- Given problem: Repeat the full listing below verbatim and keep the images out.

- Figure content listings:
☆ ☆ ☆ ☆

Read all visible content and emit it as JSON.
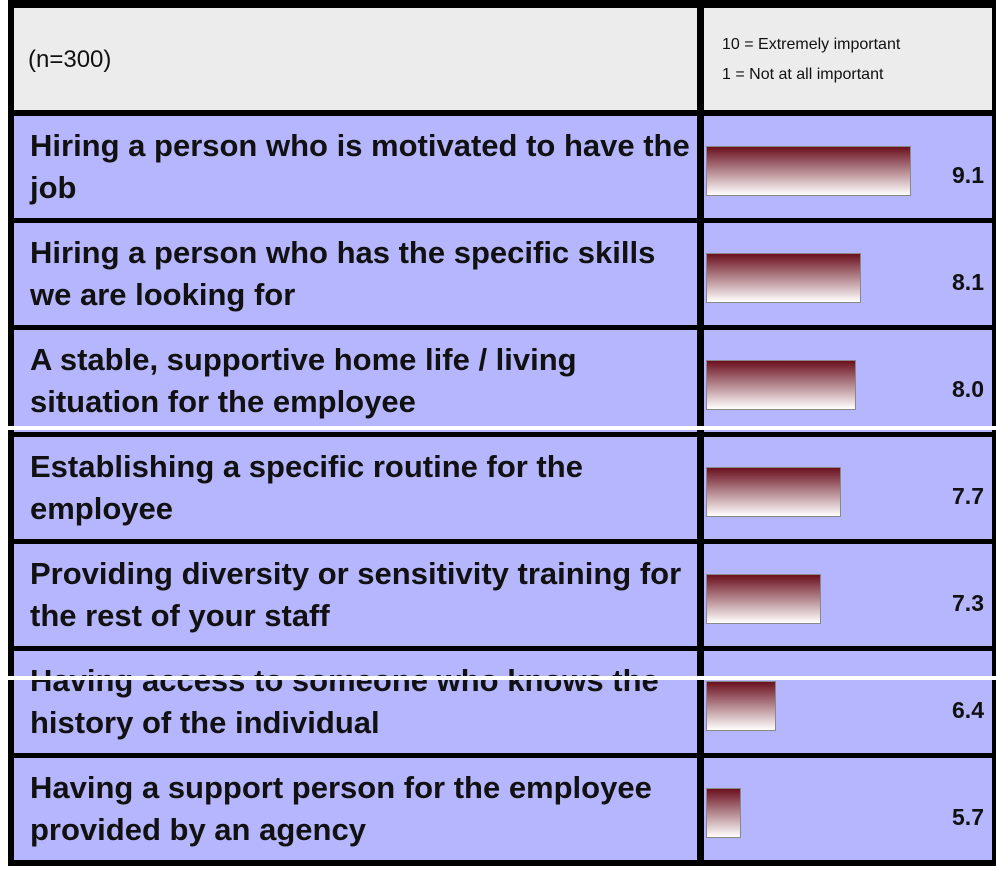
{
  "chart_data": {
    "type": "bar",
    "subtitle": "(n=300)",
    "notes": [
      "10 = Extremely important",
      "1 = Not at all important"
    ],
    "categories": [
      "Hiring a person who is motivated to have the job",
      "Hiring a person who has the specific skills we are looking for",
      "A stable, supportive home life / living situation for the employee",
      "Establishing a specific routine for the employee",
      "Providing diversity or sensitivity training for the rest of your staff",
      "Having access to someone who knows the history of the individual",
      "Having a support person for the employee provided by an agency"
    ],
    "values": [
      9.1,
      8.1,
      8.0,
      7.7,
      7.3,
      6.4,
      5.7
    ],
    "value_labels": [
      "9.1",
      "8.1",
      "8.0",
      "7.7",
      "7.3",
      "6.4",
      "5.7"
    ],
    "xlim": [
      5,
      10
    ],
    "color": "#6b0f1e"
  }
}
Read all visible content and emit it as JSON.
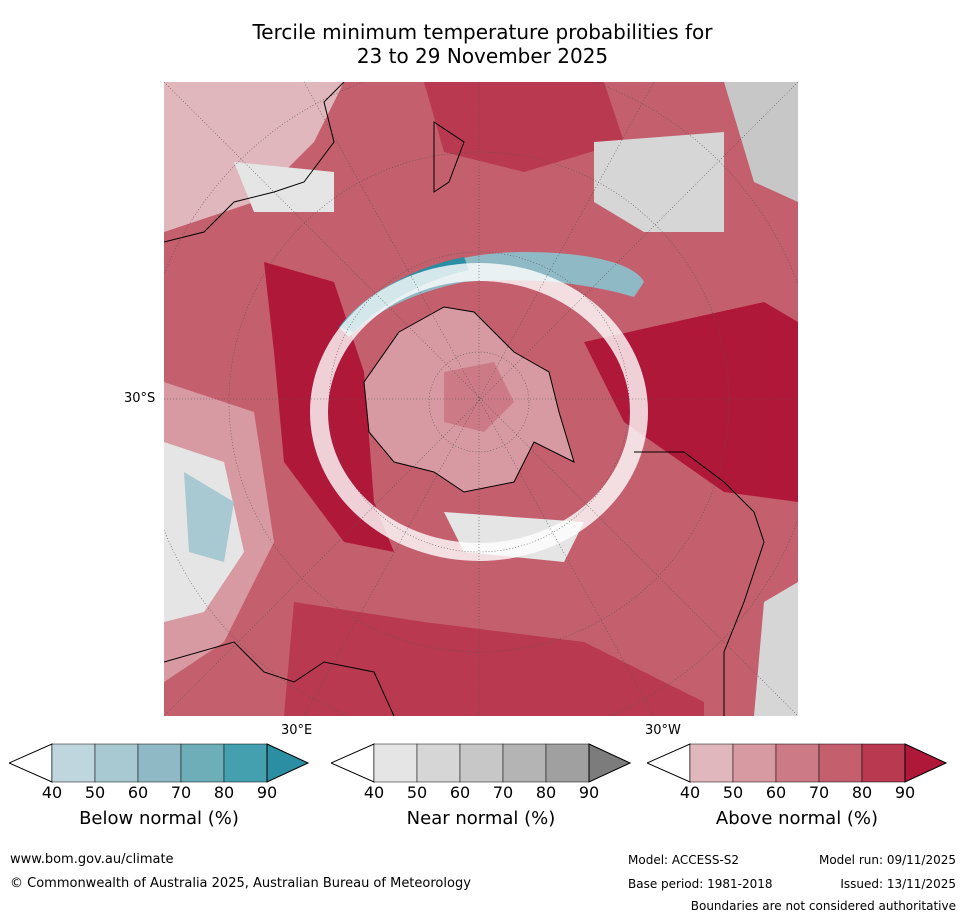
{
  "title": {
    "line1": "Tercile minimum temperature probabilities for",
    "line2": "23 to 29 November 2025"
  },
  "map": {
    "lat_label": "30°S",
    "lon_labels": [
      "30°E",
      "30°W"
    ],
    "colors": {
      "above": [
        "#e0b7bc",
        "#d79aa2",
        "#cc7b86",
        "#c45f6d",
        "#b93a50",
        "#b0183a"
      ],
      "near": [
        "#e5e5e5",
        "#d6d6d6",
        "#c7c7c7",
        "#b4b4b4",
        "#a0a0a0",
        "#7c7c7c"
      ],
      "below": [
        "#bfd6de",
        "#a8c9d1",
        "#8fb9c4",
        "#6daeb9",
        "#449fae",
        "#2c8ea2"
      ]
    }
  },
  "legends": [
    {
      "label": "Below normal (%)",
      "ticks": [
        "40",
        "50",
        "60",
        "70",
        "80",
        "90"
      ],
      "palette": "below"
    },
    {
      "label": "Near normal (%)",
      "ticks": [
        "40",
        "50",
        "60",
        "70",
        "80",
        "90"
      ],
      "palette": "near"
    },
    {
      "label": "Above normal (%)",
      "ticks": [
        "40",
        "50",
        "60",
        "70",
        "80",
        "90"
      ],
      "palette": "above"
    }
  ],
  "footer": {
    "url": "www.bom.gov.au/climate",
    "copyright": "© Commonwealth of Australia 2025, Australian Bureau of Meteorology",
    "model": "Model: ACCESS-S2",
    "model_run": "Model run: 09/11/2025",
    "base_period": "Base period: 1981-2018",
    "issued": "Issued: 13/11/2025",
    "disclaimer": "Boundaries are not considered authoritative"
  }
}
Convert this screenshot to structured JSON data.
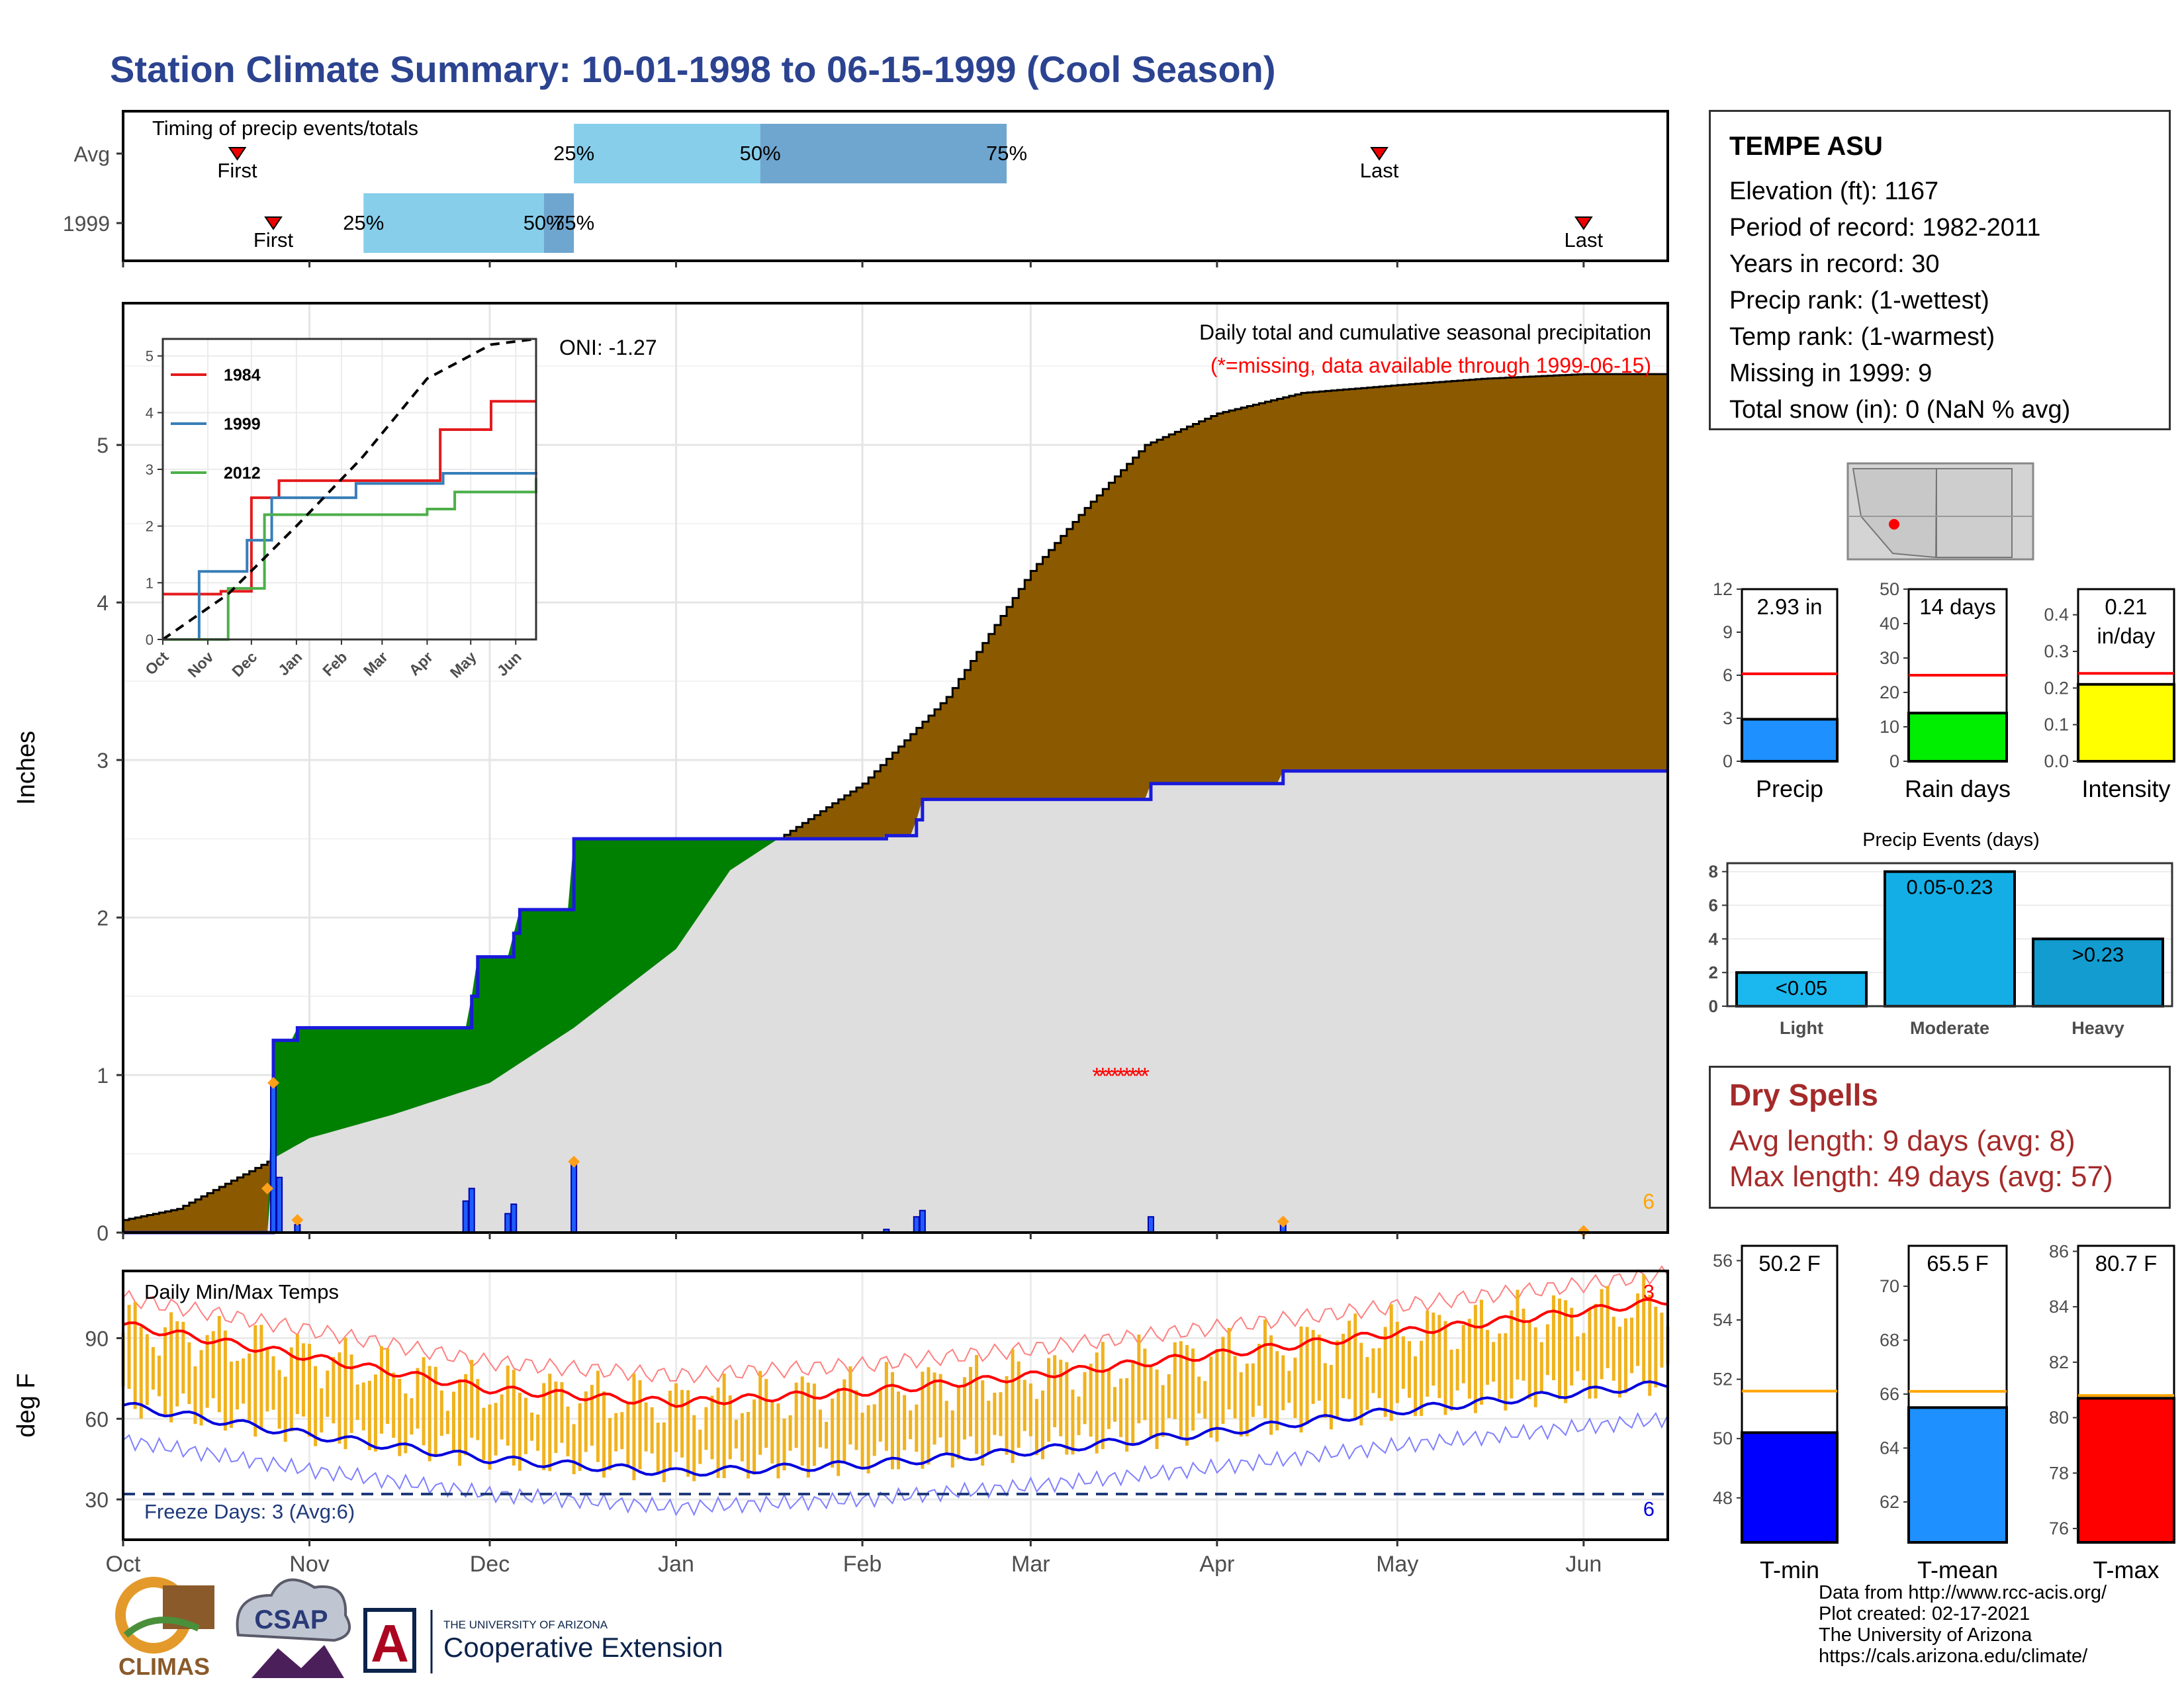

☆ ☆ ☆ ☆

- Complete answer:
Read all visible content and emit it as JSON.
{
  "chart_data": {
    "type": "bar",
    "subtitle": "(n=300)",
    "notes": [
      "10 = Extremely important",
      "1 = Not at all important"
    ],
    "categories": [
      "Hiring a person who is motivated to have the job",
      "Hiring a person who has the specific skills we are looking for",
      "A stable, supportive home life / living situation for the employee",
      "Establishing a specific routine for the employee",
      "Providing diversity or sensitivity training for the rest of your staff",
      "Having access to someone who knows the history of the individual",
      "Having a support person for the employee provided by an agency"
    ],
    "values": [
      9.1,
      8.1,
      8.0,
      7.7,
      7.3,
      6.4,
      5.7
    ],
    "value_labels": [
      "9.1",
      "8.1",
      "8.0",
      "7.7",
      "7.3",
      "6.4",
      "5.7"
    ],
    "xlim": [
      5,
      10
    ],
    "color": "#6b0f1e"
  }
}
Read all visible content and emit it as JSON.
{
  "title": {
    "line1": "Tercile minimum temperature probabilities for",
    "line2": "23 to 29 November 2025"
  },
  "map": {
    "lat_label": "30°S",
    "lon_labels": [
      "30°E",
      "30°W"
    ],
    "colors": {
      "above": [
        "#e0b7bc",
        "#d79aa2",
        "#cc7b86",
        "#c45f6d",
        "#b93a50",
        "#b0183a"
      ],
      "near": [
        "#e5e5e5",
        "#d6d6d6",
        "#c7c7c7",
        "#b4b4b4",
        "#a0a0a0",
        "#7c7c7c"
      ],
      "below": [
        "#bfd6de",
        "#a8c9d1",
        "#8fb9c4",
        "#6daeb9",
        "#449fae",
        "#2c8ea2"
      ]
    }
  },
  "legends": [
    {
      "label": "Below normal (%)",
      "ticks": [
        "40",
        "50",
        "60",
        "70",
        "80",
        "90"
      ],
      "palette": "below"
    },
    {
      "label": "Near normal (%)",
      "ticks": [
        "40",
        "50",
        "60",
        "70",
        "80",
        "90"
      ],
      "palette": "near"
    },
    {
      "label": "Above normal (%)",
      "ticks": [
        "40",
        "50",
        "60",
        "70",
        "80",
        "90"
      ],
      "palette": "above"
    }
  ],
  "footer": {
    "url": "www.bom.gov.au/climate",
    "copyright": "© Commonwealth of Australia 2025, Australian Bureau of Meteorology",
    "model": "Model: ACCESS-S2",
    "model_run": "Model run: 09/11/2025",
    "base_period": "Base period: 1981-2018",
    "issued": "Issued: 13/11/2025",
    "disclaimer": "Boundaries are not considered authoritative"
  }
}
Convert this screenshot to structured JSON data.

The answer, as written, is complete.